More delays plague Pickering restart

John Spears
Toronto Star
February 6, 2004

Work on two units of the Pickering A nuclear station has been suspended, according to a message sent to staff of the plant, owned by Ontario Power Generation Inc.

The problem-plagued project to restart Pickering A is already three years behind schedule and billions over budget. Only one of the plant’s four reactors, Unit 4, is producing power.

Work has been under way at Pickering A since 1998. The project received approval from OPG’s board of directors in 1999.

Despite years of work, an internal message to staff yesterday said cost and schedule estimates for Unit 1 – the second unit due to start up – are still not complete. Engineering work on the remaining two units is also incomplete.

OPG also said yesterday it is scaling back its relationship with PowerSource Canada, a hiring agency that has supplied OPG with hundreds of engineers, many of them from the United States.

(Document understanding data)
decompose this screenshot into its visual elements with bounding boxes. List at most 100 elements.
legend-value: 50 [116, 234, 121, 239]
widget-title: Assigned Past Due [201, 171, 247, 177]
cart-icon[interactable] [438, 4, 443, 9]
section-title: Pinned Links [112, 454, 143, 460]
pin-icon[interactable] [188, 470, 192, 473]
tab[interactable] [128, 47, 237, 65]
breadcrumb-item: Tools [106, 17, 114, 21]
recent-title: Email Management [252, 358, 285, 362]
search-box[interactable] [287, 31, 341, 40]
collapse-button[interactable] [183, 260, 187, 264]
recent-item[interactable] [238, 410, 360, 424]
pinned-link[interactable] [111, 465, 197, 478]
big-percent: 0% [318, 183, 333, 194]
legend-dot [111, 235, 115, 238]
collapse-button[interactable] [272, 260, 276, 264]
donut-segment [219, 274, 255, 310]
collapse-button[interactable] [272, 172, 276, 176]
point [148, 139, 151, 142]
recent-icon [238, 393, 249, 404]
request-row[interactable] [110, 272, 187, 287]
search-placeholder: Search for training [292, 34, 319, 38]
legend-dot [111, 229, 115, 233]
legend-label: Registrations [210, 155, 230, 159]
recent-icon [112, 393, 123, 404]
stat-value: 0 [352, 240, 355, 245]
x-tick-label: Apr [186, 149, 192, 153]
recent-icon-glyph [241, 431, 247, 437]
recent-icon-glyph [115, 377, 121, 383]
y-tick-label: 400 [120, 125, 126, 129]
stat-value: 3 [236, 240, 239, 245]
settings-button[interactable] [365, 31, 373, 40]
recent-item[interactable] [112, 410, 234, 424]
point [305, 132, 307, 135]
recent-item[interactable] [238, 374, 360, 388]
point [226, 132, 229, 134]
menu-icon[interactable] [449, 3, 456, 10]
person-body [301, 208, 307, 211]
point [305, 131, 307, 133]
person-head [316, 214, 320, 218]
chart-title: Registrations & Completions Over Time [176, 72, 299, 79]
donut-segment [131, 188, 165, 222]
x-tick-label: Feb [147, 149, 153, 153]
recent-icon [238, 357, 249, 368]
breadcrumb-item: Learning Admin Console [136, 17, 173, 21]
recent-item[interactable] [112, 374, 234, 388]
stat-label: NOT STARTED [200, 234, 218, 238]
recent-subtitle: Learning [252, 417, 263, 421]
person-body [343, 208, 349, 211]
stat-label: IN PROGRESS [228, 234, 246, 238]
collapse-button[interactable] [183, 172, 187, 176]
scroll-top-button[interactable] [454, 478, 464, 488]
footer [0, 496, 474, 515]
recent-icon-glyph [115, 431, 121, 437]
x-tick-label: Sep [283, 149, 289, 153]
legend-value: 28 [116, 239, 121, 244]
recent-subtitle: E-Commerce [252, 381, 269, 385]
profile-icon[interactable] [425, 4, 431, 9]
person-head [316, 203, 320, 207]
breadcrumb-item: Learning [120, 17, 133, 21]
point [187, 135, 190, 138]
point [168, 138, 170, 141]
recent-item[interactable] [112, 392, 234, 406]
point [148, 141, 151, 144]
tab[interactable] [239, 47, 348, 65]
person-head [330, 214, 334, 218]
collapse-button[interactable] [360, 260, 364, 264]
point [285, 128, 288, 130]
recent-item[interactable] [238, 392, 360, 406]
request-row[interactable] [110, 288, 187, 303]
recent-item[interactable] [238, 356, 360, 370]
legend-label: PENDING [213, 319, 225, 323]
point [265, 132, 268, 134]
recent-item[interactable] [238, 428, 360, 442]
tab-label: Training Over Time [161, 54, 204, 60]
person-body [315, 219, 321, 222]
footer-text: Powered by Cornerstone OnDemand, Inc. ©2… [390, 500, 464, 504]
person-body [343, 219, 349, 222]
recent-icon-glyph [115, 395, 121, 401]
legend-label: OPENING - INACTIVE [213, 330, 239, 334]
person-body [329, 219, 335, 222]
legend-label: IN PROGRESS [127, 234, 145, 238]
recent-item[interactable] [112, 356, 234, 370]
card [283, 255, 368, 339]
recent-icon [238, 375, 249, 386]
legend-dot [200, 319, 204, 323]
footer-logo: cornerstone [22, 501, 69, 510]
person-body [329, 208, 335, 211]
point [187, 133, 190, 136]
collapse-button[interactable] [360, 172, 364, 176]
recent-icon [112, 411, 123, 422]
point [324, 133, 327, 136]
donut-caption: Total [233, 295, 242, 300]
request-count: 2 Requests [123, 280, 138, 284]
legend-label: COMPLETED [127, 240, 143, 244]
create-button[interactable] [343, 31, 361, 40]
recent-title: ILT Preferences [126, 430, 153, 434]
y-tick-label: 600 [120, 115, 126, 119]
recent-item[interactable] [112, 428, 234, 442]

* Activity list:
(1) Using the Pickering A article, decide whether each statement below agrees with it. Answer yes or no for each, and quote the deciding words exactly. (a) Only one of the plant's four reactors is producing power. (b) OPG's board of directors approved the project in 1998. (c) The cost and schedule estimates for Unit 1 have been completed.
(2) Quote the stretch of the Pickering A article from "The problem-plagued project" through "the United States.".
(3) Continue the Pickering A article from its last sentence.

* Responses to the tasks:
(1)
(a) Yes: "Only one of the plant’s four reactors, Unit 4, is producing power."
(b) No: "The project received approval from OPG’s board of directors in 1999."
(c) No: "cost and schedule estimates for Unit 1 – the second unit due to start up – are still not complete."

(2)
The problem-plagued project to restart Pickering A is already three years behind schedule and billions over budget. Only one of the plant’s four reactors, Unit 4, is producing power.

Work has been under way at Pickering A since 1998. The project received approval from OPG’s board of directors in 1999.

Despite years of work, an internal message to staff yesterday said cost and schedule estimates for Unit 1 – the second unit due to start up – are still not complete. Engineering work on the remaining two units is also incomplete.

OPG also said yesterday it is scaling back its relationship with PowerSource Canada, a hiring agency that has supplied OPG with hundreds of engineers, many of them from the United States.

(3)
The company was incorporated in Nova Scotia in 2002 shortly before it began receiving untendered contracts from OPG.

OPG spokesperson John Earl said the company is streamlining, and will cut its engineering and design force at Pickering A by 50 per cent.

“There will be fewer contractors, and some of those contractors were from PowerSource, so our relationship with PowerSource has shrunk,” Earl said.

Yesterday’s internal memo from Bill Robinson, vice-president in charge of Pickering, said the company must focus its efforts on finishing cost estimates and work schedules for Unit 1.

“We are therefore suspending any further engineering work on Units 2 and 3,” the two remaining units, the memo said.

OPG has been struggling to restart the Pickering A plant since OPG’s board approved the project in 1999, at an estimated cost of $1.3 million. The first unit was supposed to be back in service by the end of 2000.

Instead, the first unit, Unit 4, wasn’t back in service until last fall, three years late. And a special panel headed by former federal energy minister Jake Epp now estimates it will cost $3 billion to $4 billion to get all four units back in service.

The cost overruns and delays have prompted Energy Minister Dwight Duncan to ask a committee headed by former finance minister John Manley to review OPG’s prospects, including whether it’s worth completing the Pickering A overhaul. Manley’s deadline is March 15.

Suspending work at Units 2 and 3 will help OPG develop firmer cost and scheduling estimates for Manley’s committee “in a timely fashion,” Robinson’s memo said.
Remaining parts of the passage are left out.